## AIM OF THE EXERCISE
Transcribe each line exactly.

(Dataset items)

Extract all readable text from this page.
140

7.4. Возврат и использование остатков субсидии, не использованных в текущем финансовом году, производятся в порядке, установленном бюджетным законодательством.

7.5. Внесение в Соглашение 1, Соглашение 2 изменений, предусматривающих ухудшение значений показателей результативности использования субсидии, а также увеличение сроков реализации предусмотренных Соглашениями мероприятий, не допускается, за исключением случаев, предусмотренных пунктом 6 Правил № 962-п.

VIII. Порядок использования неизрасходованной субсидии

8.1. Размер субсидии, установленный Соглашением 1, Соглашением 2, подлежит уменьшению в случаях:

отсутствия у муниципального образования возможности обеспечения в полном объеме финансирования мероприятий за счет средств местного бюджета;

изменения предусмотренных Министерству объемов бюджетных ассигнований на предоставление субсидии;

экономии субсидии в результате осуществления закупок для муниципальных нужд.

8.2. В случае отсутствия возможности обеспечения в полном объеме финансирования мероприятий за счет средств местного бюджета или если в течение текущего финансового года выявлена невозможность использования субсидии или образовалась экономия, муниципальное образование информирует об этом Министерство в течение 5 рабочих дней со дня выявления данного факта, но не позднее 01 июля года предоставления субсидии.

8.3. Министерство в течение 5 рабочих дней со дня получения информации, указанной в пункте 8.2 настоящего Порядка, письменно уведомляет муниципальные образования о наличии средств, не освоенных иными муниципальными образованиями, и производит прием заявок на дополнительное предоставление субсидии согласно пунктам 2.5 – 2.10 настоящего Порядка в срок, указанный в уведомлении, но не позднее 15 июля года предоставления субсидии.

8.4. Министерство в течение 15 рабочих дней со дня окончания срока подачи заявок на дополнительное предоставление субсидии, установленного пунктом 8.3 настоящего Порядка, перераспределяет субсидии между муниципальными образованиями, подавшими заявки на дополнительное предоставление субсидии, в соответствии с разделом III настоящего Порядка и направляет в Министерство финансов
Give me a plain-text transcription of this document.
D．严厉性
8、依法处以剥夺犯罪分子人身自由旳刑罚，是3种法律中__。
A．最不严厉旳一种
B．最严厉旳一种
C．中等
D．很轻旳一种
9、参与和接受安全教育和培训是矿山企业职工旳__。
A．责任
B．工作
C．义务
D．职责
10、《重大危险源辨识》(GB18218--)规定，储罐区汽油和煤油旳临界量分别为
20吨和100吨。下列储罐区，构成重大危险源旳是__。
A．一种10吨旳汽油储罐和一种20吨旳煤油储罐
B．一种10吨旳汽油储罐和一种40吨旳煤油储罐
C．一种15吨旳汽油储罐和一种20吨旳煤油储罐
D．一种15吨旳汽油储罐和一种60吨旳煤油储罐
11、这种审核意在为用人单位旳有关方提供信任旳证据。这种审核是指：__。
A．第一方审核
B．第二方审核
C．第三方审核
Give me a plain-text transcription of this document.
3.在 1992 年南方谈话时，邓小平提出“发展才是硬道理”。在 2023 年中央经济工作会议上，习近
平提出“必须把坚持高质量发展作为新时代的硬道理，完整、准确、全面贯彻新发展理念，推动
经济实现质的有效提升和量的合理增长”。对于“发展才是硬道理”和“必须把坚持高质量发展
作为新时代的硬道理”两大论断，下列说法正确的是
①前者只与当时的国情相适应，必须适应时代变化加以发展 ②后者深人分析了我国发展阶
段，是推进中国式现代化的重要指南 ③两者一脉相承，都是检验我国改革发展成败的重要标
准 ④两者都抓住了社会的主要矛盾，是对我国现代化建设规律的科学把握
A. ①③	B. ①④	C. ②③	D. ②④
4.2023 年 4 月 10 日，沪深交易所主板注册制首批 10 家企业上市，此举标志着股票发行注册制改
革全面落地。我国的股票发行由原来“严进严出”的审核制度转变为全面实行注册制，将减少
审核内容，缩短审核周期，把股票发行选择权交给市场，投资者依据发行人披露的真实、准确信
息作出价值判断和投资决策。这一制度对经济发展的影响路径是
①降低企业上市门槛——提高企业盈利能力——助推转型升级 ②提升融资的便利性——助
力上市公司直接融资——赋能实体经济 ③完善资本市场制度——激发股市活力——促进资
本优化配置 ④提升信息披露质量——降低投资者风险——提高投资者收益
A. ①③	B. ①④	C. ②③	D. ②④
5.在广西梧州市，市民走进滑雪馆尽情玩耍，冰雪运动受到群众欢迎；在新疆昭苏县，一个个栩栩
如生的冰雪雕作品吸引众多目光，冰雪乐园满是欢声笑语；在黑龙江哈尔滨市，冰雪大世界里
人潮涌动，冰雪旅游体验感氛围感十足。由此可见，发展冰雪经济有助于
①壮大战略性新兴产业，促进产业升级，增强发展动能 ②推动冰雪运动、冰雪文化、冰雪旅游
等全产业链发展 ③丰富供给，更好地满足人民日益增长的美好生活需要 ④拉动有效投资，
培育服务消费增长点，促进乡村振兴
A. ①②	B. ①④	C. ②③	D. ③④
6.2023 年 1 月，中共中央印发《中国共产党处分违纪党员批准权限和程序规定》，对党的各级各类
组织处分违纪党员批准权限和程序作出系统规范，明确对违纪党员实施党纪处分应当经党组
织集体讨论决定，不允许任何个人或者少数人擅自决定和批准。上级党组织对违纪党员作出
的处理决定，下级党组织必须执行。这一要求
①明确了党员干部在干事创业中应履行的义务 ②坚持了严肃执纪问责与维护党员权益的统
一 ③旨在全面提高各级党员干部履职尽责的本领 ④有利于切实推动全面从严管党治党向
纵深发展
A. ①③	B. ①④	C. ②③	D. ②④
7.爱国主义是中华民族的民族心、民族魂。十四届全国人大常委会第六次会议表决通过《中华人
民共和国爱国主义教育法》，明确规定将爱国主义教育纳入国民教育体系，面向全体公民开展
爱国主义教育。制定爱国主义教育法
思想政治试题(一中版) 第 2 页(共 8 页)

## WORKED SOLUTION
Extract all readable text from this page.
140

7.4. Возврат и использование остатков субсидии, не использованных в текущем финансовом году, производятся в порядке, установленном бюджетным законодательством.

7.5. Внесение в Соглашение 1, Соглашение 2 изменений, предусматривающих ухудшение значений показателей результативности использования субсидии, а также увеличение сроков реализации предусмотренных Соглашениями мероприятий, не допускается, за исключением случаев, предусмотренных пунктом 6 Правил № 962-п.

VIII. Порядок использования неизрасходованной субсидии

8.1. Размер субсидии, установленный Соглашением 1, Соглашением 2, подлежит уменьшению в случаях:

отсутствия у муниципального образования возможности обеспечения в полном объеме финансирования мероприятий за счет средств местного бюджета;

изменения предусмотренных Министерству объемов бюджетных ассигнований на предоставление субсидии;

экономии субсидии в результате осуществления закупок для муниципальных нужд.

8.2. В случае отсутствия возможности обеспечения в полном объеме финансирования мероприятий за счет средств местного бюджета или если в течение текущего финансового года выявлена невозможность использования субсидии или образовалась экономия, муниципальное образование информирует об этом Министерство в течение 5 рабочих дней со дня выявления данного факта, но не позднее 01 июля года предоставления субсидии.

8.3. Министерство в течение 5 рабочих дней со дня получения информации, указанной в пункте 8.2 настоящего Порядка, письменно уведомляет муниципальные образования о наличии средств, не освоенных иными муниципальными образованиями, и производит прием заявок на дополнительное предоставление субсидии согласно пунктам 2.5 – 2.10 настоящего Порядка в срок, указанный в уведомлении, но не позднее 15 июля года предоставления субсидии.

8.4. Министерство в течение 15 рабочих дней со дня окончания срока подачи заявок на дополнительное предоставление субсидии, установленного пунктом 8.3 настоящего Порядка, перераспределяет субсидии между муниципальными образованиями, подавшими заявки на дополнительное предоставление субсидии, в соответствии с разделом III настоящего Порядка и направляет в Министерство финансов
Give me a plain-text transcription of this document.
D．严厉性
8、依法处以剥夺犯罪分子人身自由旳刑罚，是3种法律中__。
A．最不严厉旳一种
B．最严厉旳一种
C．中等
D．很轻旳一种
9、参与和接受安全教育和培训是矿山企业职工旳__。
A．责任
B．工作
C．义务
D．职责
10、《重大危险源辨识》(GB18218--)规定，储罐区汽油和煤油旳临界量分别为
20吨和100吨。下列储罐区，构成重大危险源旳是__。
A．一种10吨旳汽油储罐和一种20吨旳煤油储罐
B．一种10吨旳汽油储罐和一种40吨旳煤油储罐
C．一种15吨旳汽油储罐和一种20吨旳煤油储罐
D．一种15吨旳汽油储罐和一种60吨旳煤油储罐
11、这种审核意在为用人单位旳有关方提供信任旳证据。这种审核是指：__。
A．第一方审核
B．第二方审核
C．第三方审核
Give me a plain-text transcription of this document.
3.在 1992 年南方谈话时，邓小平提出“发展才是硬道理”。在 2023 年中央经济工作会议上，习近
平提出“必须把坚持高质量发展作为新时代的硬道理，完整、准确、全面贯彻新发展理念，推动
经济实现质的有效提升和量的合理增长”。对于“发展才是硬道理”和“必须把坚持高质量发展
作为新时代的硬道理”两大论断，下列说法正确的是
①前者只与当时的国情相适应，必须适应时代变化加以发展 ②后者深人分析了我国发展阶
段，是推进中国式现代化的重要指南 ③两者一脉相承，都是检验我国改革发展成败的重要标
准 ④两者都抓住了社会的主要矛盾，是对我国现代化建设规律的科学把握
A. ①③	B. ①④	C. ②③	D. ②④
4.2023 年 4 月 10 日，沪深交易所主板注册制首批 10 家企业上市，此举标志着股票发行注册制改
革全面落地。我国的股票发行由原来“严进严出”的审核制度转变为全面实行注册制，将减少
审核内容，缩短审核周期，把股票发行选择权交给市场，投资者依据发行人披露的真实、准确信
息作出价值判断和投资决策。这一制度对经济发展的影响路径是
①降低企业上市门槛——提高企业盈利能力——助推转型升级 ②提升融资的便利性——助
力上市公司直接融资——赋能实体经济 ③完善资本市场制度——激发股市活力——促进资
本优化配置 ④提升信息披露质量——降低投资者风险——提高投资者收益
A. ①③	B. ①④	C. ②③	D. ②④
5.在广西梧州市，市民走进滑雪馆尽情玩耍，冰雪运动受到群众欢迎；在新疆昭苏县，一个个栩栩
如生的冰雪雕作品吸引众多目光，冰雪乐园满是欢声笑语；在黑龙江哈尔滨市，冰雪大世界里
人潮涌动，冰雪旅游体验感氛围感十足。由此可见，发展冰雪经济有助于
①壮大战略性新兴产业，促进产业升级，增强发展动能 ②推动冰雪运动、冰雪文化、冰雪旅游
等全产业链发展 ③丰富供给，更好地满足人民日益增长的美好生活需要 ④拉动有效投资，
培育服务消费增长点，促进乡村振兴
A. ①②	B. ①④	C. ②③	D. ③④
6.2023 年 1 月，中共中央印发《中国共产党处分违纪党员批准权限和程序规定》，对党的各级各类
组织处分违纪党员批准权限和程序作出系统规范，明确对违纪党员实施党纪处分应当经党组
织集体讨论决定，不允许任何个人或者少数人擅自决定和批准。上级党组织对违纪党员作出
的处理决定，下级党组织必须执行。这一要求
①明确了党员干部在干事创业中应履行的义务 ②坚持了严肃执纪问责与维护党员权益的统
一 ③旨在全面提高各级党员干部履职尽责的本领 ④有利于切实推动全面从严管党治党向
纵深发展
A. ①③	B. ①④	C. ②③	D. ②④
7.爱国主义是中华民族的民族心、民族魂。十四届全国人大常委会第六次会议表决通过《中华人
民共和国爱国主义教育法》，明确规定将爱国主义教育纳入国民教育体系，面向全体公民开展
爱国主义教育。制定爱国主义教育法
思想政治试题(一中版) 第 2 页(共 8 页)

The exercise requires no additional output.